### Textauszug
■ ■ ■

Und dann ging es wieder bergauf... Warum eigentlich? Sie hatte Mut geschöpft, einen neuen Anfang gewagt. Verdammt, hätte sie sich doch damals schon von der Brücke gestürzt!
Mit jedem Kerl wieder das selbe Spiel, das sie doch immer verlor.
Verwirrt und erschöpft hing sie ihren Erinnerungen nach, Gedanken an einige glückliche Tage, Wochen, Monate. Zu der Zeit glaubte sie, das Leben neu entdeckt zu haben, die andere Seite kennen lernen zu dürfen, bis sie statt dessen nach und nach die bittere Wahrheit, das Selbst ihres „Retters“ kennen gelernt hatte. Und verblüfft stellte sie fest, dass es sie nicht einmal sonderlich überrascht hatte.

Der Regen hatte nun auch ihren rasch übergeworfenen Mantel durchdrungen, im kalten Wind begann sie zu zittern. Tränen der Verzweiflung suchten sich einen Weg über ihr von Kummer zerfurchtes, von Gewalt entstelltes Gesicht.

Ohne dich kann ich nicht leben! Verlass mich nicht, bitte. Ich werde dich nie wieder schlagen, ehrlich.
Falsche Versprechungen, Lügen, Tag um Tag, Woche um Woche.
Du musst mir noch eine Chance geben!
Wie viele Chancen noch?
Ich werde aufhören, ich versprech´s dir...
Wenn er mit dem Trinken aufhörte, dann nur, weil kein Schnaps mehr im Haus war.

Der Wind wurde schärfer, trieb ihr braun-matschige Ahornblätter ins Gesicht.

Bis auf einige Krähen, die durchs gelbe Gras stolzierten, kein Zeichen von Leben.

Die Tränen versiegten langsam. Und nun? Sie hatte den Schlussstrich gezogen, aber was kam jetzt? Der Nächste? Wohin sollte sie gehen? Doch die St.- Josefs - Brücke?

Langsam stand sie auf.

...

Zögernd betätigt sie, durchnässt und gebrochen, die Klingel ihrer Wohnung. Nichts rührt sich. Unsicher steht sie vor dem grauen, bedrohlichen Wohnblock, blickt hoffnungsvoll auf das schmierige Fenster im dritten Stock. Vielleicht hat er es ja wirklich ehrlich gemeint, diesmal...

 

Hallo Maus!

Willkommen auf kg.de! :)

Eine tolle Geschichte, die Du da als Einstand abgeliefert hast! :thumbsup:
Erst dachte ich ja schon, es würde in Selbstmord enden, wie so viele Geschichten... Aber dann war ich angenehm überrascht, daß Du hier ein wirklich gutes Bild von Abhängigkeiten geschaffen hast. - Weil niemand sonst sie beachtet, geht sie wieder zu ihm zurück. Eine gute Beobachtung!

■ ■ ■

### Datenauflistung
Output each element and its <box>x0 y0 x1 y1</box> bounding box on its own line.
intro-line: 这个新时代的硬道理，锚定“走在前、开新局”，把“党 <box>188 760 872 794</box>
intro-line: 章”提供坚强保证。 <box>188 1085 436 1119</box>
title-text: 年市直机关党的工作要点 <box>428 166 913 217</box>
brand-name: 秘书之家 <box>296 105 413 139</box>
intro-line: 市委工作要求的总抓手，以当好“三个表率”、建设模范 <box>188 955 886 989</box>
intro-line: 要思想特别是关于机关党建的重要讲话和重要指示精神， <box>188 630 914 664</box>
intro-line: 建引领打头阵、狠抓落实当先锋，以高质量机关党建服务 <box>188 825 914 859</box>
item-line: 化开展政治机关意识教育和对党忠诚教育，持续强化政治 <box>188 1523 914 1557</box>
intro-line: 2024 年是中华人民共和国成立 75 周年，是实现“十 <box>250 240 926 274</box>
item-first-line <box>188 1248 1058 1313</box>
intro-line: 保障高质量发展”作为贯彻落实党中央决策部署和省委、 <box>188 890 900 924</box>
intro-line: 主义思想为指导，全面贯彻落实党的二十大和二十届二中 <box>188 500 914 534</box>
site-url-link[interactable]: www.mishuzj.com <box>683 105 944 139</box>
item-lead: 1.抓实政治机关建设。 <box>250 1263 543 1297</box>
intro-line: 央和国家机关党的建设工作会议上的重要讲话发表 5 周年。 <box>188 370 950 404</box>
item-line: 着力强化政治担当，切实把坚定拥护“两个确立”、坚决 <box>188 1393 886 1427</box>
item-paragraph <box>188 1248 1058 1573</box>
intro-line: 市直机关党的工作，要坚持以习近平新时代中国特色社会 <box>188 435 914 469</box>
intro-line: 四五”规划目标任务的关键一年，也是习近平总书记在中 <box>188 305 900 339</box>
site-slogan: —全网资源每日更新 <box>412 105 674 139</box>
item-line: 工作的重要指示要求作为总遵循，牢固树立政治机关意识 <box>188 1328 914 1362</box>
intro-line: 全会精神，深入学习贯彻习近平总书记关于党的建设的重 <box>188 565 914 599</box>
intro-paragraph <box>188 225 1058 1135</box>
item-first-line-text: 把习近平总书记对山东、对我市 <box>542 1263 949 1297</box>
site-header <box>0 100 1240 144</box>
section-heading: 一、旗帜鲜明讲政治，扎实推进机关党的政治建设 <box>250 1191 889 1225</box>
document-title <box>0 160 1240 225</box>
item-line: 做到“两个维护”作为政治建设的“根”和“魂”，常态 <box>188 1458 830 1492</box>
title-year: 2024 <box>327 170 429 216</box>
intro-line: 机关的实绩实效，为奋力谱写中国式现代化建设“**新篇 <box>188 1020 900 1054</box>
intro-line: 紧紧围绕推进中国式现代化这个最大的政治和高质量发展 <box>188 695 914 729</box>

■ ■ ■

### Deine Aufgabe
Gib den Textauszug von „Falsche Versprechungen, Lügen, Tag“ bis „Josefs - Brücke?“ wortgetreu wieder. Die Daten sind eigenständiges Material, getrennt vom Textauszug.

### Endgültige Antwort
Falsche Versprechungen, Lügen, Tag um Tag, Woche um Woche.
Du musst mir noch eine Chance geben!
Wie viele Chancen noch?
Ich werde aufhören, ich versprech´s dir...
Wenn er mit dem Trinken aufhörte, dann nur, weil kein Schnaps mehr im Haus war.

Der Wind wurde schärfer, trieb ihr braun-matschige Ahornblätter ins Gesicht.

Bis auf einige Krähen, die durchs gelbe Gras stolzierten, kein Zeichen von Leben.

Die Tränen versiegten langsam. Und nun? Sie hatte den Schlussstrich gezogen, aber was kam jetzt? Der Nächste? Wohin sollte sie gehen? Doch die St.- Josefs - Brücke?